• **Excerpt to read**:
= = = = = = =
# It appears I have no bootloader



## Miles (Jul 31, 2013)

Hi all,

I have been attempting to install 9.1 onto my ThinkPad T420 with OCZ Agility4 SSD, and am having trouble surrounding the bootloader. Essentially, my system goes straight to PXE boot, despite my boot priorities being correct. When partitioning the drive I used the GPT auto configuration, which created boot, swap and root partitions.

Is this a common problem, and if so how can it be rectified? Is there a way of installing the boot loader separately using the Live distribution?

If it makes any difference at all, I installed from USB.

Best regards


----------



## wblock@ (Jul 31, 2013)

Thinkpad T420 has a BIOS problem with GPT, at least some do.  First, see if you have the latest BIOS.  It may have been fixed.

If the BIOS still has a problem with GPT, reinstall, but use MBR.  That is more complicated with an SSD, because the only way to align partitions in MBR is to use fdisk(1) to create them, then figure out how to mount them so bsdinstall(8) sees them.  This can be done from the Shell or Live CD options of the install disk.


----------



## Miles (Jul 31, 2013)

Ah, firstly my BIOS is out of date. I'm just downloading some LiveCD (hirens boot or something) to let me install the updated version. Failing that, I shall have to have a fiddle with MBR then :/

Thanks for the response.

I do hate installing BIOS updates though. Scares the crap out of me! .....and I am in business! Thank you very much. The solution was to use MBR.


----------
= = = = = = =
• **Required work**:
Write out the forum thread on the missing bootloader word for word, beginning at the words "## wblock@ (Jul" and stopping after "have been fixed.".

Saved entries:
= = = = = = =
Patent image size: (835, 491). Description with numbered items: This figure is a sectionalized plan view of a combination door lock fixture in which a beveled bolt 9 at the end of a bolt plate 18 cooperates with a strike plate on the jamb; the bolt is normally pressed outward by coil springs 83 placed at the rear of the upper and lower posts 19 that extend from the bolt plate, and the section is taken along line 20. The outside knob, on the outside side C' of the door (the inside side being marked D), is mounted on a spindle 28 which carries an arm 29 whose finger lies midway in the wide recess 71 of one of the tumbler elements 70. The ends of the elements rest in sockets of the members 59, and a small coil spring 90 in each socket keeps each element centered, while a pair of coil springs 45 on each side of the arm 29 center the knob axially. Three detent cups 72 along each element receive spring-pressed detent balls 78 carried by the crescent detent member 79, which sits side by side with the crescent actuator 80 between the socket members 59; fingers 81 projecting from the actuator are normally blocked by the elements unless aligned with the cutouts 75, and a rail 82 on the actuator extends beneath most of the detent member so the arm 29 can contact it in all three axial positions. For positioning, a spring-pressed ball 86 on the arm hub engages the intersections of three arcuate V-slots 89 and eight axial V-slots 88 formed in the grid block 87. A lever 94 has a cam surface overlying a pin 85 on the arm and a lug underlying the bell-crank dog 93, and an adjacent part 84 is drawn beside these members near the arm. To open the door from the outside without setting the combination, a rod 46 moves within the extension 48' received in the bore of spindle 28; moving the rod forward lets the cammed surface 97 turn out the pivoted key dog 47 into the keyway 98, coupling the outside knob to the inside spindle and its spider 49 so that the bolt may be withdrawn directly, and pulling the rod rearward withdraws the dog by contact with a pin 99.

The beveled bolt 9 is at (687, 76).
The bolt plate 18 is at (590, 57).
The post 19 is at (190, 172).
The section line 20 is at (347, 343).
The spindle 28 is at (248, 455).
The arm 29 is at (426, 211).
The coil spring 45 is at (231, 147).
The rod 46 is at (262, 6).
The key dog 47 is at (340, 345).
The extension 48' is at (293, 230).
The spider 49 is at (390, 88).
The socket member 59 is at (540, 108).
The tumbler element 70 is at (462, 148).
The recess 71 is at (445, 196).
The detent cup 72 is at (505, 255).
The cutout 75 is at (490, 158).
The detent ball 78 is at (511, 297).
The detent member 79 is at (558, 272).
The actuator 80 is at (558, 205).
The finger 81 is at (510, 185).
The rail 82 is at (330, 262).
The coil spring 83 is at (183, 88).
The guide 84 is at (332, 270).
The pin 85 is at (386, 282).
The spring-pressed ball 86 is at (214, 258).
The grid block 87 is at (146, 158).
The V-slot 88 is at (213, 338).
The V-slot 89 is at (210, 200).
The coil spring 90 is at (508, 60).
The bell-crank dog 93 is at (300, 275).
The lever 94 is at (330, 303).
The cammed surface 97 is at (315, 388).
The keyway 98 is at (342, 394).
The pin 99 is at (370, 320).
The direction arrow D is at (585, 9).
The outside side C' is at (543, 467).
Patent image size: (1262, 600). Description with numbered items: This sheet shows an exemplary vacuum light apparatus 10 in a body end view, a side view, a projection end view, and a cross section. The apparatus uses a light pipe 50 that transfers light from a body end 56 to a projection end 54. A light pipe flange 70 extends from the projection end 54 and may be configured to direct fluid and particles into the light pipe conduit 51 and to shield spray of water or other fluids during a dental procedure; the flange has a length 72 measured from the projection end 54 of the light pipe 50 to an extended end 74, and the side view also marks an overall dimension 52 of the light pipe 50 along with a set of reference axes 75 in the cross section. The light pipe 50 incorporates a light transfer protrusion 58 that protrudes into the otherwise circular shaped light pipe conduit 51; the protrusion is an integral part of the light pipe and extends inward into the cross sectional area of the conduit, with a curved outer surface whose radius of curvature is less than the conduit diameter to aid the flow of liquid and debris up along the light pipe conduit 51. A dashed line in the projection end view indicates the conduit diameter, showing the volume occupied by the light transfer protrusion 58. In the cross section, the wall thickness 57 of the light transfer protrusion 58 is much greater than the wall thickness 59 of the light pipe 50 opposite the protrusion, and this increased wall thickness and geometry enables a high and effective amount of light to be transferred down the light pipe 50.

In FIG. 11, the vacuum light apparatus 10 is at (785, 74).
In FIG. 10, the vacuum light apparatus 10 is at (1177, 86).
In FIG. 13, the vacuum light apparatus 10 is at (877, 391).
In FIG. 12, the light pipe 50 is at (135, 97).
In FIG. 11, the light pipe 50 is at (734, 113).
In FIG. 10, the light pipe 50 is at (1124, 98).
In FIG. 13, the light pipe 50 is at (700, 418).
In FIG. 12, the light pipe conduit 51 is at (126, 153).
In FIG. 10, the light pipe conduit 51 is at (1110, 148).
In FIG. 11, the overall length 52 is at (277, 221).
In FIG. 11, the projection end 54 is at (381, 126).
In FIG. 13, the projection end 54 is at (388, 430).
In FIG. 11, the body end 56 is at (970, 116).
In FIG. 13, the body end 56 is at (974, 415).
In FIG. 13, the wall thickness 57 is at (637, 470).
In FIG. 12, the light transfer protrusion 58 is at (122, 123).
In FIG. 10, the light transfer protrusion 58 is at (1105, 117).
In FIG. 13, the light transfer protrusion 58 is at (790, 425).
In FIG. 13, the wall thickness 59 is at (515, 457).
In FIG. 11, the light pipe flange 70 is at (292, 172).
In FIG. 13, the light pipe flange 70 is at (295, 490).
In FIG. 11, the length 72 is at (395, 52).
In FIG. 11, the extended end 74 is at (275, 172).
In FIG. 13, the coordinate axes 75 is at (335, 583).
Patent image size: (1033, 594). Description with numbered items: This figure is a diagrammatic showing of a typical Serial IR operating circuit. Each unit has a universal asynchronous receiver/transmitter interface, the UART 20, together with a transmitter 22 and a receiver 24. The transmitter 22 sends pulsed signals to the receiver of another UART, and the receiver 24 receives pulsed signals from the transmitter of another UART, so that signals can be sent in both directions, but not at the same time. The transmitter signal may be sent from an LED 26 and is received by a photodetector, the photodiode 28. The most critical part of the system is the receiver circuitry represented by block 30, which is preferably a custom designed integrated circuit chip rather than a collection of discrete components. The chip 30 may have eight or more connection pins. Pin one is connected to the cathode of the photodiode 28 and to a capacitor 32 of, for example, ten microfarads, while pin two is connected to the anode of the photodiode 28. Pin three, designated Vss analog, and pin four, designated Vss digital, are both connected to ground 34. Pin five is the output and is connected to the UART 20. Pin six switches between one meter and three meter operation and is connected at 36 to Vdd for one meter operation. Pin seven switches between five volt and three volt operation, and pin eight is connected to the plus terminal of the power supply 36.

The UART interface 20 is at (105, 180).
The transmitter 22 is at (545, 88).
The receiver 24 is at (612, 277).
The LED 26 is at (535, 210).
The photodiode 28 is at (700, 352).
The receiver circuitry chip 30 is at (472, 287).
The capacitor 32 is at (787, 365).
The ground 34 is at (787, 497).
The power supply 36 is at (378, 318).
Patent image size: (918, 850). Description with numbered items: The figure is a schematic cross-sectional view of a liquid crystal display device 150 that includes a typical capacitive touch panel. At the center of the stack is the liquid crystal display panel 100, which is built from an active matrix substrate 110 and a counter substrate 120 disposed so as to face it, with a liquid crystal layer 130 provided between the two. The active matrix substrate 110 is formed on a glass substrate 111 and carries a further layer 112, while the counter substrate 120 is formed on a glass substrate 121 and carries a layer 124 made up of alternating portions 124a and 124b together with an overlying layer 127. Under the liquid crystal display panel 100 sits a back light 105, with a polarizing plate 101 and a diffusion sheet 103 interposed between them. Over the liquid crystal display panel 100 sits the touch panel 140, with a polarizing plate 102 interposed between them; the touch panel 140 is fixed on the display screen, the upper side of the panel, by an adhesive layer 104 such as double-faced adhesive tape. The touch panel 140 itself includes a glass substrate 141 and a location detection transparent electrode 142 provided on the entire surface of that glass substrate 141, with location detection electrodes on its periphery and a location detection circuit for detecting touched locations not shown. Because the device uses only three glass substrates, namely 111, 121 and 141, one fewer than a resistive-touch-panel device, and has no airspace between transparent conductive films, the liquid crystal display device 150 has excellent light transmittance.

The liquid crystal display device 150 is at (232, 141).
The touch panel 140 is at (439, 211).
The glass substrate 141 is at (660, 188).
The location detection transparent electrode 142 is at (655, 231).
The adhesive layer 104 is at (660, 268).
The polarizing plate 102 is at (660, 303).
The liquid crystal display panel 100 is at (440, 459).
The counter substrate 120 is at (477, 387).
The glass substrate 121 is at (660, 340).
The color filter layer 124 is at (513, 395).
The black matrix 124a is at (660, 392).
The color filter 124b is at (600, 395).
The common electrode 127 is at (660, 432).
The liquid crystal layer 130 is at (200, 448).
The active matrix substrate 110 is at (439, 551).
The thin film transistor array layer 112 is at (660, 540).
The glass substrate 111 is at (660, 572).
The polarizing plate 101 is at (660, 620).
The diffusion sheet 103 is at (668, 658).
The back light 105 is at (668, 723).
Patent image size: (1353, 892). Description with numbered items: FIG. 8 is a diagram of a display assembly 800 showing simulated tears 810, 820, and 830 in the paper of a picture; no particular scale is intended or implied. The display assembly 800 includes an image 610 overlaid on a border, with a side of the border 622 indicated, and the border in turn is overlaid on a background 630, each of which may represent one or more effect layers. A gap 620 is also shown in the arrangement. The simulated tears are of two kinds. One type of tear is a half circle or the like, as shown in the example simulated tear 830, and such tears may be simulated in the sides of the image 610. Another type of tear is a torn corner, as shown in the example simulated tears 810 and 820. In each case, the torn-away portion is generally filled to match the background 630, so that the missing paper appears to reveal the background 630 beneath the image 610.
= = = = = = =
• **Exercise answer**:
## wblock@ (Jul 31, 2013)

Thinkpad T420 has a BIOS problem with GPT, at least some do.  First, see if you have the latest BIOS.  It may have been fixed.